** Task details **
Transcribe the records below exactly as they appear.

─── Data lines ───

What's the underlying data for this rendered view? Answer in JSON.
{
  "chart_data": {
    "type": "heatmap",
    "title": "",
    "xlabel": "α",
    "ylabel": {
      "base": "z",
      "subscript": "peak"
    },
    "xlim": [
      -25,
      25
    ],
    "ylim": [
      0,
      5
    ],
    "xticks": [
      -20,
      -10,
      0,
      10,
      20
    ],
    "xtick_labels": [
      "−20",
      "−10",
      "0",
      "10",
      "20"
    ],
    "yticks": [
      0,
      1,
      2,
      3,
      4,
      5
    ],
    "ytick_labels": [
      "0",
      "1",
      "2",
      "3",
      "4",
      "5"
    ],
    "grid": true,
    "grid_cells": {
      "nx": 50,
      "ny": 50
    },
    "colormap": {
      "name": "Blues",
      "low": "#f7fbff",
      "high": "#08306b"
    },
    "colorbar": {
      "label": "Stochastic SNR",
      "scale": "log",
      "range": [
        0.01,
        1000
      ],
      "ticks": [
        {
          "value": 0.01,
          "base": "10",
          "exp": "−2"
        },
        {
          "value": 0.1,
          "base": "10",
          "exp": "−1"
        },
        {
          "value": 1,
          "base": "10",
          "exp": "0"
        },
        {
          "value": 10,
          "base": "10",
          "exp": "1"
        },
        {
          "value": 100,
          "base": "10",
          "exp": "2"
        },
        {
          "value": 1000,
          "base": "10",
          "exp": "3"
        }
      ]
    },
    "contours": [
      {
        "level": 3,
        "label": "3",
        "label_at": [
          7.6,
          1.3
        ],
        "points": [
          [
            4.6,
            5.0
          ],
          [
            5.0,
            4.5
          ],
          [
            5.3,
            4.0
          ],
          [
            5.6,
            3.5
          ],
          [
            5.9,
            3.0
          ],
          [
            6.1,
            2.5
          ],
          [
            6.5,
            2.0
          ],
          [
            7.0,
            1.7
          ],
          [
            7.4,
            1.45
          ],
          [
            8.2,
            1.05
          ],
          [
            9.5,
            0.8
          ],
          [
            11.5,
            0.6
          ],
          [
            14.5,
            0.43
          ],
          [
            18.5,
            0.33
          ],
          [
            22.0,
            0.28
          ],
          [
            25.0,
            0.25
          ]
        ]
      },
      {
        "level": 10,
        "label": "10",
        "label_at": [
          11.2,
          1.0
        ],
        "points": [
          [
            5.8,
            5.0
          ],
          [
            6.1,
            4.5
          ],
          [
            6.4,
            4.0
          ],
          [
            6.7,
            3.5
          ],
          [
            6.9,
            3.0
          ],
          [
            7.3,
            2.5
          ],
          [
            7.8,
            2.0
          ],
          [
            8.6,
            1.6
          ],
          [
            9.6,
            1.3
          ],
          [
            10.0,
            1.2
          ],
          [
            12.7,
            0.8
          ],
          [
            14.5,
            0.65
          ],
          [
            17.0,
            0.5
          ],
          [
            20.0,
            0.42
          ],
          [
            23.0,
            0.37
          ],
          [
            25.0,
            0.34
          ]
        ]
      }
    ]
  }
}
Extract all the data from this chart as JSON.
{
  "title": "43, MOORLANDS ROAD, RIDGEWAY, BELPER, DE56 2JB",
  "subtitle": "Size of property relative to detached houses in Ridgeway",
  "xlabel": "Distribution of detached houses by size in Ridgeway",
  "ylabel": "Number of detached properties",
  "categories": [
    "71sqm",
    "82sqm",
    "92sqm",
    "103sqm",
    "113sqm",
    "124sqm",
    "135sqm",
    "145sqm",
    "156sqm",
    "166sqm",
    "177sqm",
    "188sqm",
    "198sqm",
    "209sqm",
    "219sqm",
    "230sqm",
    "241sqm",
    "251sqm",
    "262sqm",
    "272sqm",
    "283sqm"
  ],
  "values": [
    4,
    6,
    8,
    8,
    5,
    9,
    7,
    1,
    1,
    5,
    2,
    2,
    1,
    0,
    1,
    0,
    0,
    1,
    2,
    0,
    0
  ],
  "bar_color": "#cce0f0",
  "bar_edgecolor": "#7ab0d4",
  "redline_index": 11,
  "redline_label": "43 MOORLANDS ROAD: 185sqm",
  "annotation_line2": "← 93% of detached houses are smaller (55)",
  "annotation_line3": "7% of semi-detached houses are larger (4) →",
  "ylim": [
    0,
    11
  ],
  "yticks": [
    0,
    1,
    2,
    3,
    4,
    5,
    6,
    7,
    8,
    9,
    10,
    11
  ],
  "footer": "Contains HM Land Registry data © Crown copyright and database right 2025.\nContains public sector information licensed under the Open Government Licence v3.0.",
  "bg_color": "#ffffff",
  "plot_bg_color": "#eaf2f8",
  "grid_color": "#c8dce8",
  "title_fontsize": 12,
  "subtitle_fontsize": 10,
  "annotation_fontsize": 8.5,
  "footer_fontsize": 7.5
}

───

** Finished task **
What's the underlying data for this rendered view? Answer in JSON.
{
  "chart_data": {
    "type": "heatmap",
    "title": "",
    "xlabel": "α",
    "ylabel": {
      "base": "z",
      "subscript": "peak"
    },
    "xlim": [
      -25,
      25
    ],
    "ylim": [
      0,
      5
    ],
    "xticks": [
      -20,
      -10,
      0,
      10,
      20
    ],
    "xtick_labels": [
      "−20",
      "−10",
      "0",
      "10",
      "20"
    ],
    "yticks": [
      0,
      1,
      2,
      3,
      4,
      5
    ],
    "ytick_labels": [
      "0",
      "1",
      "2",
      "3",
      "4",
      "5"
    ],
    "grid": true,
    "grid_cells": {
      "nx": 50,
      "ny": 50
    },
    "colormap": {
      "name": "Blues",
      "low": "#f7fbff",
      "high": "#08306b"
    },
    "colorbar": {
      "label": "Stochastic SNR",
      "scale": "log",
      "range": [
        0.01,
        1000
      ],
      "ticks": [
        {
          "value": 0.01,
          "base": "10",
          "exp": "−2"
        },
        {
          "value": 0.1,
          "base": "10",
          "exp": "−1"
        },
        {
          "value": 1,
          "base": "10",
          "exp": "0"
        },
        {
          "value": 10,
          "base": "10",
          "exp": "1"
        },
        {
          "value": 100,
          "base": "10",
          "exp": "2"
        },
        {
          "value": 1000,
          "base": "10",
          "exp": "3"
        }
      ]
    },
    "contours": [
      {
        "level": 3,
        "label": "3",
        "label_at": [
          7.6,
          1.3
        ],
        "points": [
          [
            4.6,
            5.0
          ],
          [
            5.0,
            4.5
          ],
          [
            5.3,
            4.0
          ],
          [
            5.6,
            3.5
          ],
          [
            5.9,
            3.0
          ],
          [
            6.1,
            2.5
          ],
          [
            6.5,
            2.0
          ],
          [
            7.0,
            1.7
          ],
          [
            7.4,
            1.45
          ],
          [
            8.2,
            1.05
          ],
          [
            9.5,
            0.8
          ],
          [
            11.5,
            0.6
          ],
          [
            14.5,
            0.43
          ],
          [
            18.5,
            0.33
          ],
          [
            22.0,
            0.28
          ],
          [
            25.0,
            0.25
          ]
        ]
      },
      {
        "level": 10,
        "label": "10",
        "label_at": [
          11.2,
          1.0
        ],
        "points": [
          [
            5.8,
            5.0
          ],
          [
            6.1,
            4.5
          ],
          [
            6.4,
            4.0
          ],
          [
            6.7,
            3.5
          ],
          [
            6.9,
            3.0
          ],
          [
            7.3,
            2.5
          ],
          [
            7.8,
            2.0
          ],
          [
            8.6,
            1.6
          ],
          [
            9.6,
            1.3
          ],
          [
            10.0,
            1.2
          ],
          [
            12.7,
            0.8
          ],
          [
            14.5,
            0.65
          ],
          [
            17.0,
            0.5
          ],
          [
            20.0,
            0.42
          ],
          [
            23.0,
            0.37
          ],
          [
            25.0,
            0.34
          ]
        ]
      }
    ]
  }
}
Extract all the data from this chart as JSON.
{
  "title": "43, MOORLANDS ROAD, RIDGEWAY, BELPER, DE56 2JB",
  "subtitle": "Size of property relative to detached houses in Ridgeway",
  "xlabel": "Distribution of detached houses by size in Ridgeway",
  "ylabel": "Number of detached properties",
  "categories": [
    "71sqm",
    "82sqm",
    "92sqm",
    "103sqm",
    "113sqm",
    "124sqm",
    "135sqm",
    "145sqm",
    "156sqm",
    "166sqm",
    "177sqm",
    "188sqm",
    "198sqm",
    "209sqm",
    "219sqm",
    "230sqm",
    "241sqm",
    "251sqm",
    "262sqm",
    "272sqm",
    "283sqm"
  ],
  "values": [
    4,
    6,
    8,
    8,
    5,
    9,
    7,
    1,
    1,
    5,
    2,
    2,
    1,
    0,
    1,
    0,
    0,
    1,
    2,
    0,
    0
  ],
  "bar_color": "#cce0f0",
  "bar_edgecolor": "#7ab0d4",
  "redline_index": 11,
  "redline_label": "43 MOORLANDS ROAD: 185sqm",
  "annotation_line2": "← 93% of detached houses are smaller (55)",
  "annotation_line3": "7% of semi-detached houses are larger (4) →",
  "ylim": [
    0,
    11
  ],
  "yticks": [
    0,
    1,
    2,
    3,
    4,
    5,
    6,
    7,
    8,
    9,
    10,
    11
  ],
  "footer": "Contains HM Land Registry data © Crown copyright and database right 2025.\nContains public sector information licensed under the Open Government Licence v3.0.",
  "bg_color": "#ffffff",
  "plot_bg_color": "#eaf2f8",
  "grid_color": "#c8dce8",
  "title_fontsize": 12,
  "subtitle_fontsize": 10,
  "annotation_fontsize": 8.5,
  "footer_fontsize": 7.5
}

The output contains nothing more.